(PROBLEM STATEMENT): Return the listing word for word, as given.

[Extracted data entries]
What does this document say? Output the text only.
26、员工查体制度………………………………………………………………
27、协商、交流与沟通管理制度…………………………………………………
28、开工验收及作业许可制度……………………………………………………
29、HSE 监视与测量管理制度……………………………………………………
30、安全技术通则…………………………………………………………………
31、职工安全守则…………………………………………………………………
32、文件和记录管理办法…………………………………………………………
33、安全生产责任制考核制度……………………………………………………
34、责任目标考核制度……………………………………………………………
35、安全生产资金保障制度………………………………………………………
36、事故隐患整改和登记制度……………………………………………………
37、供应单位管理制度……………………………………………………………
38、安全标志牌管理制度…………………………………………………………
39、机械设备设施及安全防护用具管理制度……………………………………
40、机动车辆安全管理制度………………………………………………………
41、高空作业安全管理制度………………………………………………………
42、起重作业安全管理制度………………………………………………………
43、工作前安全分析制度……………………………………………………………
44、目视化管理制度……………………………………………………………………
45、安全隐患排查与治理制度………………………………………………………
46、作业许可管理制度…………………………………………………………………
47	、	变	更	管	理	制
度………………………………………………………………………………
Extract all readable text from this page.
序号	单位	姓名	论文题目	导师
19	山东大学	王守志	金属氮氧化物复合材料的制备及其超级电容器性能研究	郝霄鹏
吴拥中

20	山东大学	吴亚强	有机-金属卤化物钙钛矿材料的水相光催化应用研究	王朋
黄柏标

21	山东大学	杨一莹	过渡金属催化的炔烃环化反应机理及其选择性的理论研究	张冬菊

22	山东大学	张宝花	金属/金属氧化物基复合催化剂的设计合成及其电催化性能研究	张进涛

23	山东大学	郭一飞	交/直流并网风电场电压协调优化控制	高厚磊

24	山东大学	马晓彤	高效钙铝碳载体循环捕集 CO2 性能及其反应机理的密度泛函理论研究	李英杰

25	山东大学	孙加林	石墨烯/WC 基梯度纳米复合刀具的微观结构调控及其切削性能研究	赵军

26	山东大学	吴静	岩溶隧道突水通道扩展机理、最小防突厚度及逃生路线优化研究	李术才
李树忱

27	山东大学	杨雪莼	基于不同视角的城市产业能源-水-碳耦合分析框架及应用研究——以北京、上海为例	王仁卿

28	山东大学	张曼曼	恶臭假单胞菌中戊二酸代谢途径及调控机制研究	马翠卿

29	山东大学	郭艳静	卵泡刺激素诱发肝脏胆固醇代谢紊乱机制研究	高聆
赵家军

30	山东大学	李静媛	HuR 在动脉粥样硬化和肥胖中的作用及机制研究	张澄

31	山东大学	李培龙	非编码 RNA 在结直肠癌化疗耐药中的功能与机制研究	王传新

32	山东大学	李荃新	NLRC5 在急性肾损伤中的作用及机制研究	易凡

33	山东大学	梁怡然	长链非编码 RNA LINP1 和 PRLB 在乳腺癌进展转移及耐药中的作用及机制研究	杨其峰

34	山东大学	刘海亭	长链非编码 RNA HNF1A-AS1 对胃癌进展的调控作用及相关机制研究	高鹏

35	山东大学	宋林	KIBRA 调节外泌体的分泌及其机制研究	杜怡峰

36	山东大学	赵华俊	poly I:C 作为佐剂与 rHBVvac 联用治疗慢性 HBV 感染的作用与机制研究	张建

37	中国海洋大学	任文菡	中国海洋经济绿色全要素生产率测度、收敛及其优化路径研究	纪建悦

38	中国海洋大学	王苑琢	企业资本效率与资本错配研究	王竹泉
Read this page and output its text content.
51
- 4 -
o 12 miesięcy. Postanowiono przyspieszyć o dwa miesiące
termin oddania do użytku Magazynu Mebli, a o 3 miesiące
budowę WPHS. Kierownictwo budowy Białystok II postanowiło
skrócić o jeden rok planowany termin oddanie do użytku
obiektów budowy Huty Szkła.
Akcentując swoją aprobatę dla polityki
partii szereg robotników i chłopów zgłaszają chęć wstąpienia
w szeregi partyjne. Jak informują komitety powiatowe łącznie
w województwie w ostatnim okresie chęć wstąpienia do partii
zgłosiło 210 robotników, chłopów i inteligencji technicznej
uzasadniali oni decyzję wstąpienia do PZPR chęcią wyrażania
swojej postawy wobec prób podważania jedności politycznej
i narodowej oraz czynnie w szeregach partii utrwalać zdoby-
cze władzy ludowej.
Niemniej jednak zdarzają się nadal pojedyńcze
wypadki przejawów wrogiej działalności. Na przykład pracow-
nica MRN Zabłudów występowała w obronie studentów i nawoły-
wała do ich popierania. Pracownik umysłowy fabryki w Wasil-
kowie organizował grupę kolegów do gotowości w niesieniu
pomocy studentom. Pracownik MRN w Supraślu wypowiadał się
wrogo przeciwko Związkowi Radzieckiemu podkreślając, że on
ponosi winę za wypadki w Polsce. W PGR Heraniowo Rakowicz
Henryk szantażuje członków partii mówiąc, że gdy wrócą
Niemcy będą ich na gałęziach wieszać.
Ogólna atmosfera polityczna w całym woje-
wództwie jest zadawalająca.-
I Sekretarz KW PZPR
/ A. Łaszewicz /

(THE SOLUTION):
What does this document say? Output the text only.
26、员工查体制度………………………………………………………………
27、协商、交流与沟通管理制度…………………………………………………
28、开工验收及作业许可制度……………………………………………………
29、HSE 监视与测量管理制度……………………………………………………
30、安全技术通则…………………………………………………………………
31、职工安全守则…………………………………………………………………
32、文件和记录管理办法…………………………………………………………
33、安全生产责任制考核制度……………………………………………………
34、责任目标考核制度……………………………………………………………
35、安全生产资金保障制度………………………………………………………
36、事故隐患整改和登记制度……………………………………………………
37、供应单位管理制度……………………………………………………………
38、安全标志牌管理制度…………………………………………………………
39、机械设备设施及安全防护用具管理制度……………………………………
40、机动车辆安全管理制度………………………………………………………
41、高空作业安全管理制度………………………………………………………
42、起重作业安全管理制度………………………………………………………
43、工作前安全分析制度……………………………………………………………
44、目视化管理制度……………………………………………………………………
45、安全隐患排查与治理制度………………………………………………………
46、作业许可管理制度…………………………………………………………………
47	、	变	更	管	理	制
度………………………………………………………………………………
Extract all readable text from this page.
序号	单位	姓名	论文题目	导师
19	山东大学	王守志	金属氮氧化物复合材料的制备及其超级电容器性能研究	郝霄鹏
吴拥中

20	山东大学	吴亚强	有机-金属卤化物钙钛矿材料的水相光催化应用研究	王朋
黄柏标

21	山东大学	杨一莹	过渡金属催化的炔烃环化反应机理及其选择性的理论研究	张冬菊

22	山东大学	张宝花	金属/金属氧化物基复合催化剂的设计合成及其电催化性能研究	张进涛

23	山东大学	郭一飞	交/直流并网风电场电压协调优化控制	高厚磊

24	山东大学	马晓彤	高效钙铝碳载体循环捕集 CO2 性能及其反应机理的密度泛函理论研究	李英杰

25	山东大学	孙加林	石墨烯/WC 基梯度纳米复合刀具的微观结构调控及其切削性能研究	赵军

26	山东大学	吴静	岩溶隧道突水通道扩展机理、最小防突厚度及逃生路线优化研究	李术才
李树忱

27	山东大学	杨雪莼	基于不同视角的城市产业能源-水-碳耦合分析框架及应用研究——以北京、上海为例	王仁卿

28	山东大学	张曼曼	恶臭假单胞菌中戊二酸代谢途径及调控机制研究	马翠卿

29	山东大学	郭艳静	卵泡刺激素诱发肝脏胆固醇代谢紊乱机制研究	高聆
赵家军

30	山东大学	李静媛	HuR 在动脉粥样硬化和肥胖中的作用及机制研究	张澄

31	山东大学	李培龙	非编码 RNA 在结直肠癌化疗耐药中的功能与机制研究	王传新

32	山东大学	李荃新	NLRC5 在急性肾损伤中的作用及机制研究	易凡

33	山东大学	梁怡然	长链非编码 RNA LINP1 和 PRLB 在乳腺癌进展转移及耐药中的作用及机制研究	杨其峰

34	山东大学	刘海亭	长链非编码 RNA HNF1A-AS1 对胃癌进展的调控作用及相关机制研究	高鹏

35	山东大学	宋林	KIBRA 调节外泌体的分泌及其机制研究	杜怡峰

36	山东大学	赵华俊	poly I:C 作为佐剂与 rHBVvac 联用治疗慢性 HBV 感染的作用与机制研究	张建

37	中国海洋大学	任文菡	中国海洋经济绿色全要素生产率测度、收敛及其优化路径研究	纪建悦

38	中国海洋大学	王苑琢	企业资本效率与资本错配研究	王竹泉
Read this page and output its text content.
51
- 4 -
o 12 miesięcy. Postanowiono przyspieszyć o dwa miesiące
termin oddania do użytku Magazynu Mebli, a o 3 miesiące
budowę WPHS. Kierownictwo budowy Białystok II postanowiło
skrócić o jeden rok planowany termin oddanie do użytku
obiektów budowy Huty Szkła.
Akcentując swoją aprobatę dla polityki
partii szereg robotników i chłopów zgłaszają chęć wstąpienia
w szeregi partyjne. Jak informują komitety powiatowe łącznie
w województwie w ostatnim okresie chęć wstąpienia do partii
zgłosiło 210 robotników, chłopów i inteligencji technicznej
uzasadniali oni decyzję wstąpienia do PZPR chęcią wyrażania
swojej postawy wobec prób podważania jedności politycznej
i narodowej oraz czynnie w szeregach partii utrwalać zdoby-
cze władzy ludowej.
Niemniej jednak zdarzają się nadal pojedyńcze
wypadki przejawów wrogiej działalności. Na przykład pracow-
nica MRN Zabłudów występowała w obronie studentów i nawoły-
wała do ich popierania. Pracownik umysłowy fabryki w Wasil-
kowie organizował grupę kolegów do gotowości w niesieniu
pomocy studentom. Pracownik MRN w Supraślu wypowiadał się
wrogo przeciwko Związkowi Radzieckiemu podkreślając, że on
ponosi winę za wypadki w Polsce. W PGR Heraniowo Rakowicz
Henryk szantażuje członków partii mówiąc, że gdy wrócą
Niemcy będą ich na gałęziach wieszać.
Ogólna atmosfera polityczna w całym woje-
wództwie jest zadawalająca.-
I Sekretarz KW PZPR
/ A. Łaszewicz /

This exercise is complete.